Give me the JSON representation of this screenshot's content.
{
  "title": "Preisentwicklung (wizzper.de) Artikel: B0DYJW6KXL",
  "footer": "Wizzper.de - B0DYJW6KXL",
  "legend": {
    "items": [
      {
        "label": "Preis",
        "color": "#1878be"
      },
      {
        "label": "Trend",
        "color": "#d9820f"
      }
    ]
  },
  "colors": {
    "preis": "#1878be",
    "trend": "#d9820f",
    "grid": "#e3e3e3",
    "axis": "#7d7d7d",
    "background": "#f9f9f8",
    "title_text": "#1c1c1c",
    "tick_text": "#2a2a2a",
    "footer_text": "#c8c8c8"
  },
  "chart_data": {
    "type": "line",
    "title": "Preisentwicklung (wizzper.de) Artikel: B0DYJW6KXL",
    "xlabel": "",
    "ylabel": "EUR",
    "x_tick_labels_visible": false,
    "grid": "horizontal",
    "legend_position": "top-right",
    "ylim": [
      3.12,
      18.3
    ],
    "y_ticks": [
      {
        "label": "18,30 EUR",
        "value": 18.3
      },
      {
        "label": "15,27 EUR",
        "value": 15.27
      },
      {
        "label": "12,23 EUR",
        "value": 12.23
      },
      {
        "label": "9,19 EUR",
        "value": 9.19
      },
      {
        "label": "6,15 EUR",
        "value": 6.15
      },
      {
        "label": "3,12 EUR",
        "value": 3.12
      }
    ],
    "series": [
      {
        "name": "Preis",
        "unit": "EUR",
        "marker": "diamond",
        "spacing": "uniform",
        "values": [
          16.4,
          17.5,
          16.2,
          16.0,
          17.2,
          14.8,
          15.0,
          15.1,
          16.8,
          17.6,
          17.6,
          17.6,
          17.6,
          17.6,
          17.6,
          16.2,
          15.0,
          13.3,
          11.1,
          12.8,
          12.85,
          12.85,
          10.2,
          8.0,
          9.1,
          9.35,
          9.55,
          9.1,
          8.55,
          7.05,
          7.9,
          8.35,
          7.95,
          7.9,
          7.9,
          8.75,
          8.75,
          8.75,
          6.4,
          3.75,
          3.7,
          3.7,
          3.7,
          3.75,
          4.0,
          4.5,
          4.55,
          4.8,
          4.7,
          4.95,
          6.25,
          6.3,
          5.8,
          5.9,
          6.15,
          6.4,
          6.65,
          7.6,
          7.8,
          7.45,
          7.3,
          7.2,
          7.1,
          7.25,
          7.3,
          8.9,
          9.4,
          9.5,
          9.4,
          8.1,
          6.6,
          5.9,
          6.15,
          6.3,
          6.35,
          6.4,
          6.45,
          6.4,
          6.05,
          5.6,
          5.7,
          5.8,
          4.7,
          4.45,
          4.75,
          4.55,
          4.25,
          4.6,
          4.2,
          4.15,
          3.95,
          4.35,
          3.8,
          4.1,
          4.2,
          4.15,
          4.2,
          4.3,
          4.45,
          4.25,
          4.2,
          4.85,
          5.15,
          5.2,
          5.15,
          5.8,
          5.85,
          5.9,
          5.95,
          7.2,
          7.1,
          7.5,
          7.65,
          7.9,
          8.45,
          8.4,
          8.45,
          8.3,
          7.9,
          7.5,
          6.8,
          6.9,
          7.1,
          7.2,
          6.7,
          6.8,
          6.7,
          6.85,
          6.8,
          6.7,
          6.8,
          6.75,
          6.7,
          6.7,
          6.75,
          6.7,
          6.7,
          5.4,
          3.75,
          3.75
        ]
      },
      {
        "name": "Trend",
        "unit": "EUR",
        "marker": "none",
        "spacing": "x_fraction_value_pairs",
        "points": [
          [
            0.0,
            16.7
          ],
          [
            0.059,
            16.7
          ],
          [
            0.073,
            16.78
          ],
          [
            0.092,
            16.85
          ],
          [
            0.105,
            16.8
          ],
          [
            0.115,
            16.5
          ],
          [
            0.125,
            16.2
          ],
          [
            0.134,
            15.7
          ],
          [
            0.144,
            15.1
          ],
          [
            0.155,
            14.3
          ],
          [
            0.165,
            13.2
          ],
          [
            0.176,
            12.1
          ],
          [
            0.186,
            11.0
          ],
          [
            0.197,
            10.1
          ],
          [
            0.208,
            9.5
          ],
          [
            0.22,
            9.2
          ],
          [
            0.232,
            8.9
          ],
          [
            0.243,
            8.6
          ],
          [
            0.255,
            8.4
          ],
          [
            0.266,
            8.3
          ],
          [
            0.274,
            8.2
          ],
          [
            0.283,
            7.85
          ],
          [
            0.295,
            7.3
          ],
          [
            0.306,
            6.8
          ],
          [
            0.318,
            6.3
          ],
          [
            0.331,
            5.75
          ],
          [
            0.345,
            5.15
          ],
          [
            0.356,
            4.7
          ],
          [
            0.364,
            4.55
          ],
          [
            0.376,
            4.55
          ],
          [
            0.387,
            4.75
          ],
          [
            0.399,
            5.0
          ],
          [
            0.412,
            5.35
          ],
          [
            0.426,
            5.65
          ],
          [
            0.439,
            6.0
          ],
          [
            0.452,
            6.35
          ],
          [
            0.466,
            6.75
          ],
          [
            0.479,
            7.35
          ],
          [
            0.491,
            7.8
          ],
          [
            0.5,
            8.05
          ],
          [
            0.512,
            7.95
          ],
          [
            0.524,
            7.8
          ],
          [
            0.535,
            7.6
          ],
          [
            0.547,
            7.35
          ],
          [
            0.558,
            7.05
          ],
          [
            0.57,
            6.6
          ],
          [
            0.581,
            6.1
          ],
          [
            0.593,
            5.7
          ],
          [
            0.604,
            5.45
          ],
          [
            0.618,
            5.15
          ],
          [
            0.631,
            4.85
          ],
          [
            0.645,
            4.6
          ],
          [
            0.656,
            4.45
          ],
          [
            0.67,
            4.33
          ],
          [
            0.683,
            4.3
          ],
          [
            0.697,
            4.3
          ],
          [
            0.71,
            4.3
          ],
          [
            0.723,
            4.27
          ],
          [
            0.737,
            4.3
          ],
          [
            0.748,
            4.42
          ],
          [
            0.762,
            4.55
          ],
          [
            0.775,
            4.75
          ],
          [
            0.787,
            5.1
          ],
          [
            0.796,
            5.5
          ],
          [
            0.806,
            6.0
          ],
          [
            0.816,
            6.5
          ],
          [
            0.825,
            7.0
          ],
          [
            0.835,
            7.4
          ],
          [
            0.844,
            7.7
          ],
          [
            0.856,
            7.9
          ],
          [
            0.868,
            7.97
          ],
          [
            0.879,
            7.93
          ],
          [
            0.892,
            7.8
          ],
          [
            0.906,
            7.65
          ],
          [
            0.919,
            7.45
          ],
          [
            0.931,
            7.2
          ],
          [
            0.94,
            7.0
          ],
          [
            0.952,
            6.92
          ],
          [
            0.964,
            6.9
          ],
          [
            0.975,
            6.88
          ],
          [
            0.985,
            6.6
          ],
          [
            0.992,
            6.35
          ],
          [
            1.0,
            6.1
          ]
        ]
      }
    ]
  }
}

..............................

## WHAT YOU HAVE TO DO
Your task is to retype all the records above with nothing left out.

## EXPECTED OUTPUT
Give me the JSON representation of this screenshot's content.
{
  "title": "Preisentwicklung (wizzper.de) Artikel: B0DYJW6KXL",
  "footer": "Wizzper.de - B0DYJW6KXL",
  "legend": {
    "items": [
      {
        "label": "Preis",
        "color": "#1878be"
      },
      {
        "label": "Trend",
        "color": "#d9820f"
      }
    ]
  },
  "colors": {
    "preis": "#1878be",
    "trend": "#d9820f",
    "grid": "#e3e3e3",
    "axis": "#7d7d7d",
    "background": "#f9f9f8",
    "title_text": "#1c1c1c",
    "tick_text": "#2a2a2a",
    "footer_text": "#c8c8c8"
  },
  "chart_data": {
    "type": "line",
    "title": "Preisentwicklung (wizzper.de) Artikel: B0DYJW6KXL",
    "xlabel": "",
    "ylabel": "EUR",
    "x_tick_labels_visible": false,
    "grid": "horizontal",
    "legend_position": "top-right",
    "ylim": [
      3.12,
      18.3
    ],
    "y_ticks": [
      {
        "label": "18,30 EUR",
        "value": 18.3
      },
      {
        "label": "15,27 EUR",
        "value": 15.27
      },
      {
        "label": "12,23 EUR",
        "value": 12.23
      },
      {
        "label": "9,19 EUR",
        "value": 9.19
      },
      {
        "label": "6,15 EUR",
        "value": 6.15
      },
      {
        "label": "3,12 EUR",
        "value": 3.12
      }
    ],
    "series": [
      {
        "name": "Preis",
        "unit": "EUR",
        "marker": "diamond",
        "spacing": "uniform",
        "values": [
          16.4,
          17.5,
          16.2,
          16.0,
          17.2,
          14.8,
          15.0,
          15.1,
          16.8,
          17.6,
          17.6,
          17.6,
          17.6,
          17.6,
          17.6,
          16.2,
          15.0,
          13.3,
          11.1,
          12.8,
          12.85,
          12.85,
          10.2,
          8.0,
          9.1,
          9.35,
          9.55,
          9.1,
          8.55,
          7.05,
          7.9,
          8.35,
          7.95,
          7.9,
          7.9,
          8.75,
          8.75,
          8.75,
          6.4,
          3.75,
          3.7,
          3.7,
          3.7,
          3.75,
          4.0,
          4.5,
          4.55,
          4.8,
          4.7,
          4.95,
          6.25,
          6.3,
          5.8,
          5.9,
          6.15,
          6.4,
          6.65,
          7.6,
          7.8,
          7.45,
          7.3,
          7.2,
          7.1,
          7.25,
          7.3,
          8.9,
          9.4,
          9.5,
          9.4,
          8.1,
          6.6,
          5.9,
          6.15,
          6.3,
          6.35,
          6.4,
          6.45,
          6.4,
          6.05,
          5.6,
          5.7,
          5.8,
          4.7,
          4.45,
          4.75,
          4.55,
          4.25,
          4.6,
          4.2,
          4.15,
          3.95,
          4.35,
          3.8,
          4.1,
          4.2,
          4.15,
          4.2,
          4.3,
          4.45,
          4.25,
          4.2,
          4.85,
          5.15,
          5.2,
          5.15,
          5.8,
          5.85,
          5.9,
          5.95,
          7.2,
          7.1,
          7.5,
          7.65,
          7.9,
          8.45,
          8.4,
          8.45,
          8.3,
          7.9,
          7.5,
          6.8,
          6.9,
          7.1,
          7.2,
          6.7,
          6.8,
          6.7,
          6.85,
          6.8,
          6.7,
          6.8,
          6.75,
          6.7,
          6.7,
          6.75,
          6.7,
          6.7,
          5.4,
          3.75,
          3.75
        ]
      },
      {
        "name": "Trend",
        "unit": "EUR",
        "marker": "none",
        "spacing": "x_fraction_value_pairs",
        "points": [
          [
            0.0,
            16.7
          ],
          [
            0.059,
            16.7
          ],
          [
            0.073,
            16.78
          ],
          [
            0.092,
            16.85
          ],
          [
            0.105,
            16.8
          ],
          [
            0.115,
            16.5
          ],
          [
            0.125,
            16.2
          ],
          [
            0.134,
            15.7
          ],
          [
            0.144,
            15.1
          ],
          [
            0.155,
            14.3
          ],
          [
            0.165,
            13.2
          ],
          [
            0.176,
            12.1
          ],
          [
            0.186,
            11.0
          ],
          [
            0.197,
            10.1
          ],
          [
            0.208,
            9.5
          ],
          [
            0.22,
            9.2
          ],
          [
            0.232,
            8.9
          ],
          [
            0.243,
            8.6
          ],
          [
            0.255,
            8.4
          ],
          [
            0.266,
            8.3
          ],
          [
            0.274,
            8.2
          ],
          [
            0.283,
            7.85
          ],
          [
            0.295,
            7.3
          ],
          [
            0.306,
            6.8
          ],
          [
            0.318,
            6.3
          ],
          [
            0.331,
            5.75
          ],
          [
            0.345,
            5.15
          ],
          [
            0.356,
            4.7
          ],
          [
            0.364,
            4.55
          ],
          [
            0.376,
            4.55
          ],
          [
            0.387,
            4.75
          ],
          [
            0.399,
            5.0
          ],
          [
            0.412,
            5.35
          ],
          [
            0.426,
            5.65
          ],
          [
            0.439,
            6.0
          ],
          [
            0.452,
            6.35
          ],
          [
            0.466,
            6.75
          ],
          [
            0.479,
            7.35
          ],
          [
            0.491,
            7.8
          ],
          [
            0.5,
            8.05
          ],
          [
            0.512,
            7.95
          ],
          [
            0.524,
            7.8
          ],
          [
            0.535,
            7.6
          ],
          [
            0.547,
            7.35
          ],
          [
            0.558,
            7.05
          ],
          [
            0.57,
            6.6
          ],
          [
            0.581,
            6.1
          ],
          [
            0.593,
            5.7
          ],
          [
            0.604,
            5.45
          ],
          [
            0.618,
            5.15
          ],
          [
            0.631,
            4.85
          ],
          [
            0.645,
            4.6
          ],
          [
            0.656,
            4.45
          ],
          [
            0.67,
            4.33
          ],
          [
            0.683,
            4.3
          ],
          [
            0.697,
            4.3
          ],
          [
            0.71,
            4.3
          ],
          [
            0.723,
            4.27
          ],
          [
            0.737,
            4.3
          ],
          [
            0.748,
            4.42
          ],
          [
            0.762,
            4.55
          ],
          [
            0.775,
            4.75
          ],
          [
            0.787,
            5.1
          ],
          [
            0.796,
            5.5
          ],
          [
            0.806,
            6.0
          ],
          [
            0.816,
            6.5
          ],
          [
            0.825,
            7.0
          ],
          [
            0.835,
            7.4
          ],
          [
            0.844,
            7.7
          ],
          [
            0.856,
            7.9
          ],
          [
            0.868,
            7.97
          ],
          [
            0.879,
            7.93
          ],
          [
            0.892,
            7.8
          ],
          [
            0.906,
            7.65
          ],
          [
            0.919,
            7.45
          ],
          [
            0.931,
            7.2
          ],
          [
            0.94,
            7.0
          ],
          [
            0.952,
            6.92
          ],
          [
            0.964,
            6.9
          ],
          [
            0.975,
            6.88
          ],
          [
            0.985,
            6.6
          ],
          [
            0.992,
            6.35
          ],
          [
            1.0,
            6.1
          ]
        ]
      }
    ]
  }
}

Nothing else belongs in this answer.